• [The request]: Check every line below for the word "Johannesberg" and give only the number of lines where it appears.

· · · · ·

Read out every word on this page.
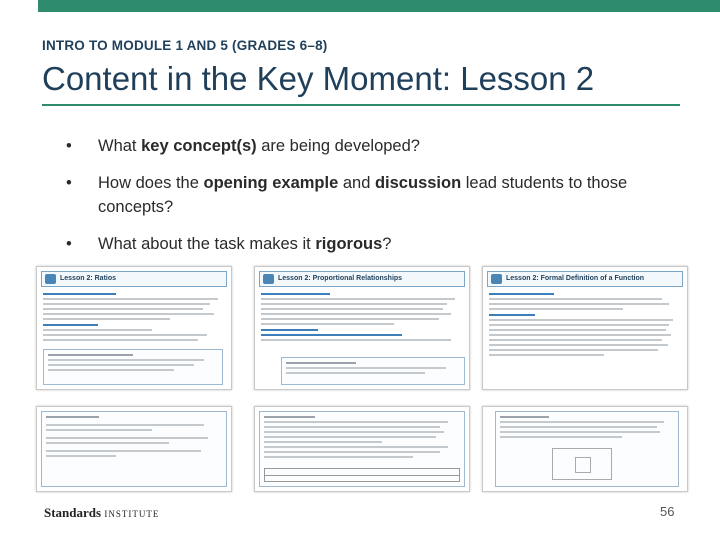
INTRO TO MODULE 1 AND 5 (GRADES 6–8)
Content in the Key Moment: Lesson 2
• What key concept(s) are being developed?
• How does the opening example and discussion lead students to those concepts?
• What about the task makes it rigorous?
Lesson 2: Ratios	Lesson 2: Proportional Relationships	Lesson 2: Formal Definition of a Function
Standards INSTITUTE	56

· · · · ·

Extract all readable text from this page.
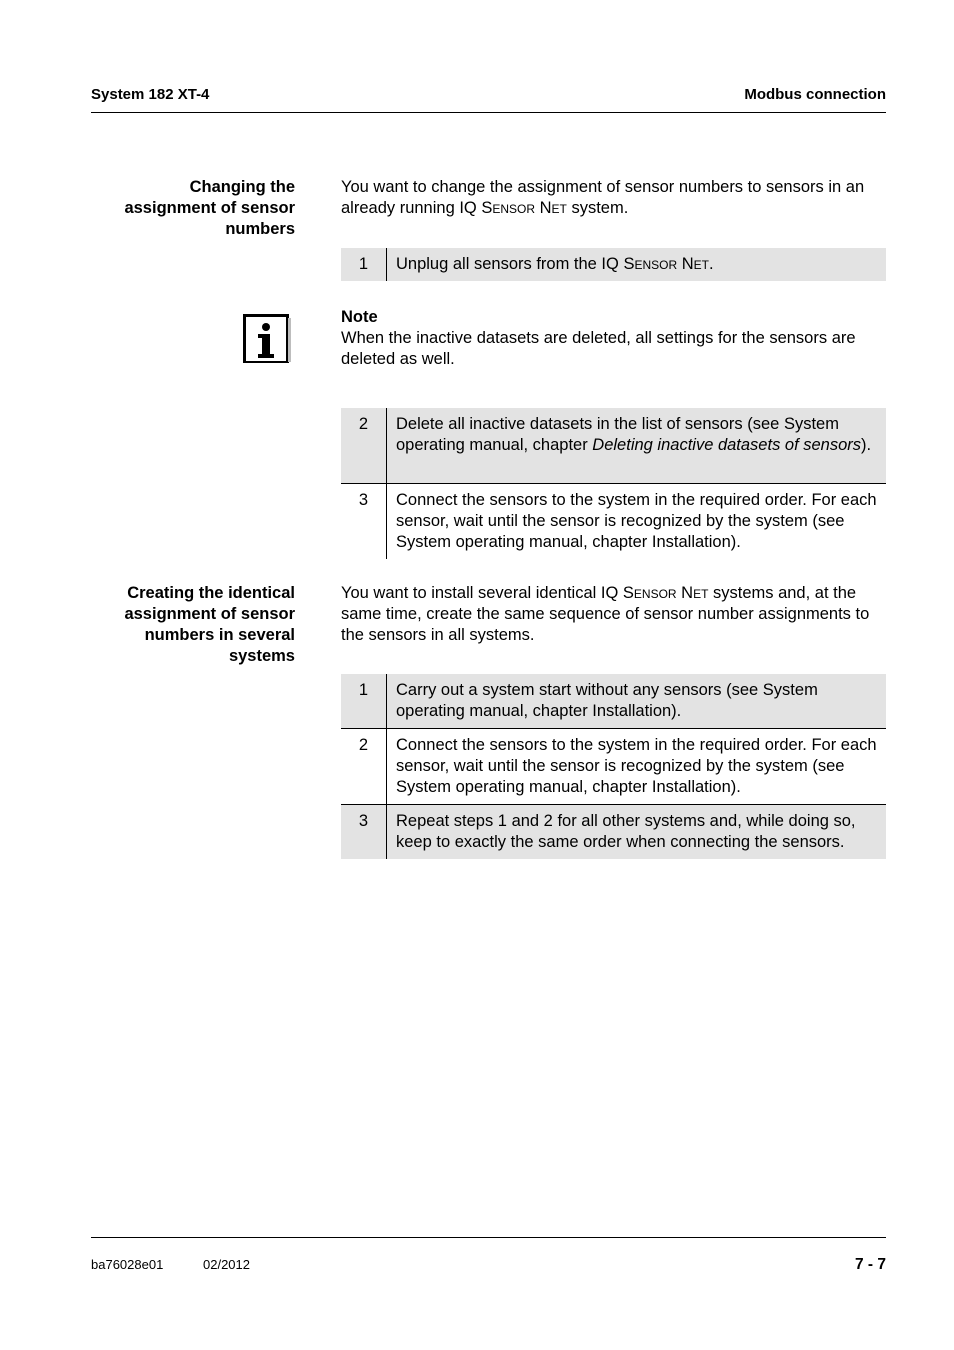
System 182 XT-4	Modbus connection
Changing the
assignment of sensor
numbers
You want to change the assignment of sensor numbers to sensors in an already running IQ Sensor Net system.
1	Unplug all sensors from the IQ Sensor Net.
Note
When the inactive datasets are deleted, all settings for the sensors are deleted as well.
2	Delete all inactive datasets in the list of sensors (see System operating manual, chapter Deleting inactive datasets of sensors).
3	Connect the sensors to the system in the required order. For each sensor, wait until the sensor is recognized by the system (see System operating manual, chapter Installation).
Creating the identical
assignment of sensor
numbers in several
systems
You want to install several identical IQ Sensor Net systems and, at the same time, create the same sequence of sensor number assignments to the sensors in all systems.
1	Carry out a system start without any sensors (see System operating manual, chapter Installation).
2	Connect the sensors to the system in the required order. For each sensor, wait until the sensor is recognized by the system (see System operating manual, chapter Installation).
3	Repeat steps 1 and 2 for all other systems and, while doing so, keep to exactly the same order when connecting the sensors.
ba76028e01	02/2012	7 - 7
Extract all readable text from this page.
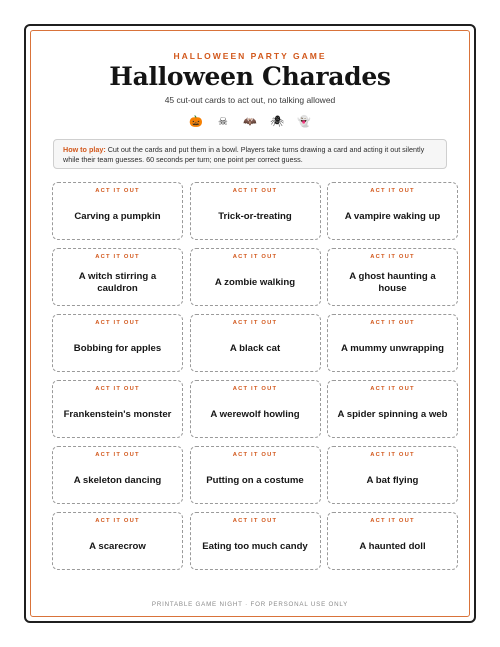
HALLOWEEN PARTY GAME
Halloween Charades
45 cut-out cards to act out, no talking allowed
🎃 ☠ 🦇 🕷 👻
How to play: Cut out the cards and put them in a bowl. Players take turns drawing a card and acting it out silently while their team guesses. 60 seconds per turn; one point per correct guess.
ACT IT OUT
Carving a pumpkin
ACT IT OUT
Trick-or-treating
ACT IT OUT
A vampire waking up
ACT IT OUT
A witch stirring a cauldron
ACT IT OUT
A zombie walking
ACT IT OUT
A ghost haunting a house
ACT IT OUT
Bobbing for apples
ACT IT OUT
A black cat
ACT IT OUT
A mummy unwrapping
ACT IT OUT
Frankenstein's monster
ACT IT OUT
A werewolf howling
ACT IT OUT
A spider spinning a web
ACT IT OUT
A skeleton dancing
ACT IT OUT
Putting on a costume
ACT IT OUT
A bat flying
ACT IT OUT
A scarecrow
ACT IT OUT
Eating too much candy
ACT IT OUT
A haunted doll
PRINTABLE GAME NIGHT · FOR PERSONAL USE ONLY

· · · · ·

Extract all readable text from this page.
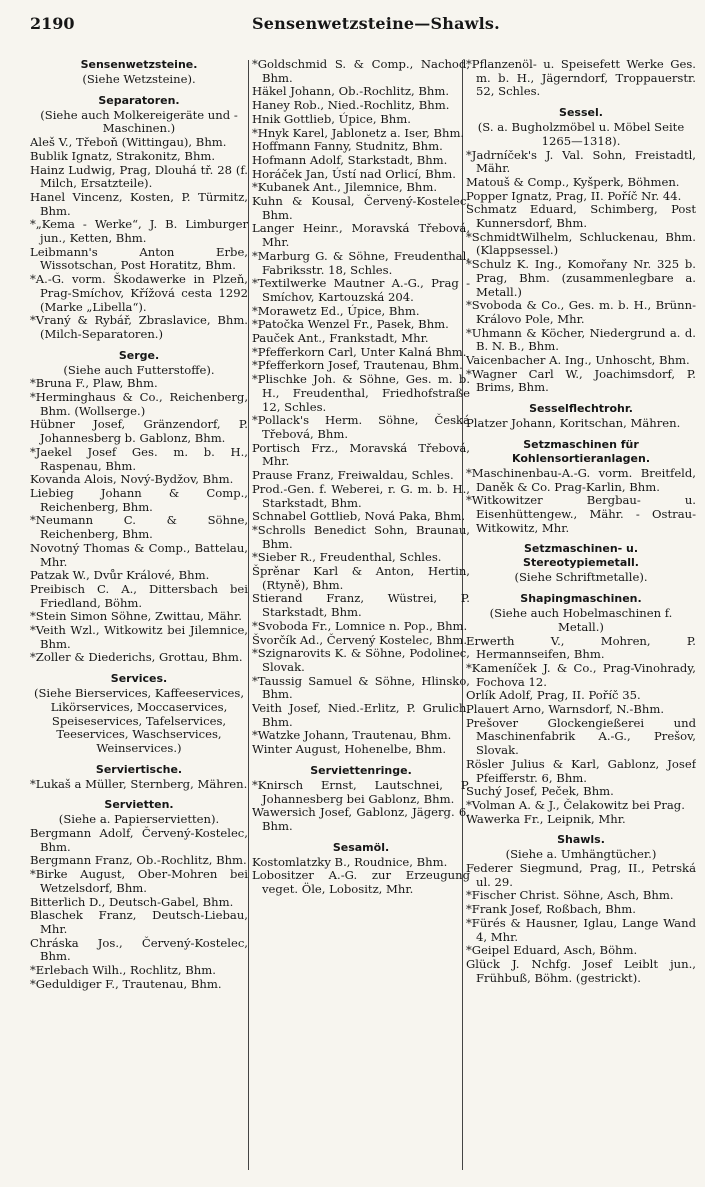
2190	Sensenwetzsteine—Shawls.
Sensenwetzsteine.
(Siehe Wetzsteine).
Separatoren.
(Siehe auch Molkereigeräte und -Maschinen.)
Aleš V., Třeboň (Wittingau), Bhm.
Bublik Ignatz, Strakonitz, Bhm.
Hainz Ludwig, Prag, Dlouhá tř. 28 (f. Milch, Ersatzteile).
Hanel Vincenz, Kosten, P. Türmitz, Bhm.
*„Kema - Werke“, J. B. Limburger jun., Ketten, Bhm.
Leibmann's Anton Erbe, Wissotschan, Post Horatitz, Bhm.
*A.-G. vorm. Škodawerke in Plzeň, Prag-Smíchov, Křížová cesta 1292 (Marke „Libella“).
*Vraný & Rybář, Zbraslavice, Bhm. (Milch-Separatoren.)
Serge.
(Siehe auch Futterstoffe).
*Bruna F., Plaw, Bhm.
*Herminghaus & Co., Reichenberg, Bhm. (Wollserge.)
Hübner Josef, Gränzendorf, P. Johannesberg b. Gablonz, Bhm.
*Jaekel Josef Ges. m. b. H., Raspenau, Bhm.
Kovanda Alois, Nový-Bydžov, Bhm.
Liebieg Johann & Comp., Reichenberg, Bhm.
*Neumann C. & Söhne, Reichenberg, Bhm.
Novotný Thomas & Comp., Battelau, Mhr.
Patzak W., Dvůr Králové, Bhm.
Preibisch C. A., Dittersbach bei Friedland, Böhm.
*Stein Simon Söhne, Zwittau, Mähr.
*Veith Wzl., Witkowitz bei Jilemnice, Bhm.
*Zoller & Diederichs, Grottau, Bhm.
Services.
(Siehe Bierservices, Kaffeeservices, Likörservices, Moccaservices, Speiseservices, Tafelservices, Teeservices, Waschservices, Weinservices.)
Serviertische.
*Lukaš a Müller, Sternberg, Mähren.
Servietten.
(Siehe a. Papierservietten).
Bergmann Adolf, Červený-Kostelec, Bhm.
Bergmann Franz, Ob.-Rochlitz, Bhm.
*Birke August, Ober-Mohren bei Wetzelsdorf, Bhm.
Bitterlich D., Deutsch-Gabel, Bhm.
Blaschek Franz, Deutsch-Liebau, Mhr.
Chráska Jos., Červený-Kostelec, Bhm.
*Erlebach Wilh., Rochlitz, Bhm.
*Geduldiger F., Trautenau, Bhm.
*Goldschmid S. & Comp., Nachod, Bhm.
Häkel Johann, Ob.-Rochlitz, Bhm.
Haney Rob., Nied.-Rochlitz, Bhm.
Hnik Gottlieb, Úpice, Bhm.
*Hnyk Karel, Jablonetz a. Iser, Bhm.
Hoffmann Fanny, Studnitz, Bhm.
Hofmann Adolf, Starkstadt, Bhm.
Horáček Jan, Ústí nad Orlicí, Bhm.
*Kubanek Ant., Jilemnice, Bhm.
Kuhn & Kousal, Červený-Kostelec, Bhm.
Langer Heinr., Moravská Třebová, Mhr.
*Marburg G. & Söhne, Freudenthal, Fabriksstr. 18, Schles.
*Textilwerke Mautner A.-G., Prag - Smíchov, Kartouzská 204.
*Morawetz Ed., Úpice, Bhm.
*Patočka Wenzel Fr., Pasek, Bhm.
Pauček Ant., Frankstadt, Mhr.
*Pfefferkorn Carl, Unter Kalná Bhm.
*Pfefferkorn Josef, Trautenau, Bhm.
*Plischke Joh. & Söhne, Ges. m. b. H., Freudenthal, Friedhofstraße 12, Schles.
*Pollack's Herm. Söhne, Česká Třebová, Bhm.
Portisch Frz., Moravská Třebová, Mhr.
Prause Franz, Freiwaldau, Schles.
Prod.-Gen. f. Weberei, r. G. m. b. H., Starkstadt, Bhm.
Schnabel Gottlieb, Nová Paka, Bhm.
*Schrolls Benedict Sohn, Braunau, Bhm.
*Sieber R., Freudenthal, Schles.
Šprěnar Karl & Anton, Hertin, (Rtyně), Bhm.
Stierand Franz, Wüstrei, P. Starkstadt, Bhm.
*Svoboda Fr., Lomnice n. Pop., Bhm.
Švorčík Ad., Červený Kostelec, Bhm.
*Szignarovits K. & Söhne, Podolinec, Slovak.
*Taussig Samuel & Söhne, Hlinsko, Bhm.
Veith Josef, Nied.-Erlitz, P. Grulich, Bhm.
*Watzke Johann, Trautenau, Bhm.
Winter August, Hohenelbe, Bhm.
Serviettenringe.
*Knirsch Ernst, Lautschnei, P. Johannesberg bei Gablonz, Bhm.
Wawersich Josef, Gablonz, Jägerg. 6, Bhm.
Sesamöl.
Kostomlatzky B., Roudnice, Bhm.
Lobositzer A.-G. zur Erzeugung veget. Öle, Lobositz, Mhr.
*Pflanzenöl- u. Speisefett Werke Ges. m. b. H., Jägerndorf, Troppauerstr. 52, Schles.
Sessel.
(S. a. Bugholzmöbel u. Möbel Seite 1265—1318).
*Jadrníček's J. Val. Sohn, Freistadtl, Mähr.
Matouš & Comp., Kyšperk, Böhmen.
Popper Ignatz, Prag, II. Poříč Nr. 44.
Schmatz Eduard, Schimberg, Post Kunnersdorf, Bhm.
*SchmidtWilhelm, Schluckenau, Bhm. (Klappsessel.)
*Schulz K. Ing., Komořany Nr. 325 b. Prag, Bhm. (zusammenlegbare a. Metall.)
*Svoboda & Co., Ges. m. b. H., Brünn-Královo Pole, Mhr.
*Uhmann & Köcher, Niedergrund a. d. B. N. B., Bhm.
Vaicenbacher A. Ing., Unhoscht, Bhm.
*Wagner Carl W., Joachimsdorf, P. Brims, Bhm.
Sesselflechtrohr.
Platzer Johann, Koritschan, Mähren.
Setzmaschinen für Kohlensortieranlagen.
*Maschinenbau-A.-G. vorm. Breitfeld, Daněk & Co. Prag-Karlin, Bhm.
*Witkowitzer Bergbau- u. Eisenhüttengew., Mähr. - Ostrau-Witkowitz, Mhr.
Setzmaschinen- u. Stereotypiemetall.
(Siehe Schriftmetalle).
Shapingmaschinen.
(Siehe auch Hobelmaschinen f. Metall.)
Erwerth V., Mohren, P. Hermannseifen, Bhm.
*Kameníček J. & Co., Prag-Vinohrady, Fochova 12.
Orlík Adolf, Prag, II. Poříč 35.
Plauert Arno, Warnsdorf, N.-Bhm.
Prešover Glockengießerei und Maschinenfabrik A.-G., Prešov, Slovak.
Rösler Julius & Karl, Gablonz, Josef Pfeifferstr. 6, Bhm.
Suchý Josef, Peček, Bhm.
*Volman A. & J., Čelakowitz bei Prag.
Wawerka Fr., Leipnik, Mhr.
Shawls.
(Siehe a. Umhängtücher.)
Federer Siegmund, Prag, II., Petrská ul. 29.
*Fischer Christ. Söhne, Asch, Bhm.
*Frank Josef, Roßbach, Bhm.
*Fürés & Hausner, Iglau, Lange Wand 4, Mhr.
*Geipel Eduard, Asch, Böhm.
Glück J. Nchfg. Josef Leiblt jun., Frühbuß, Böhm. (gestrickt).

· · · · ·

• [The answer]: 2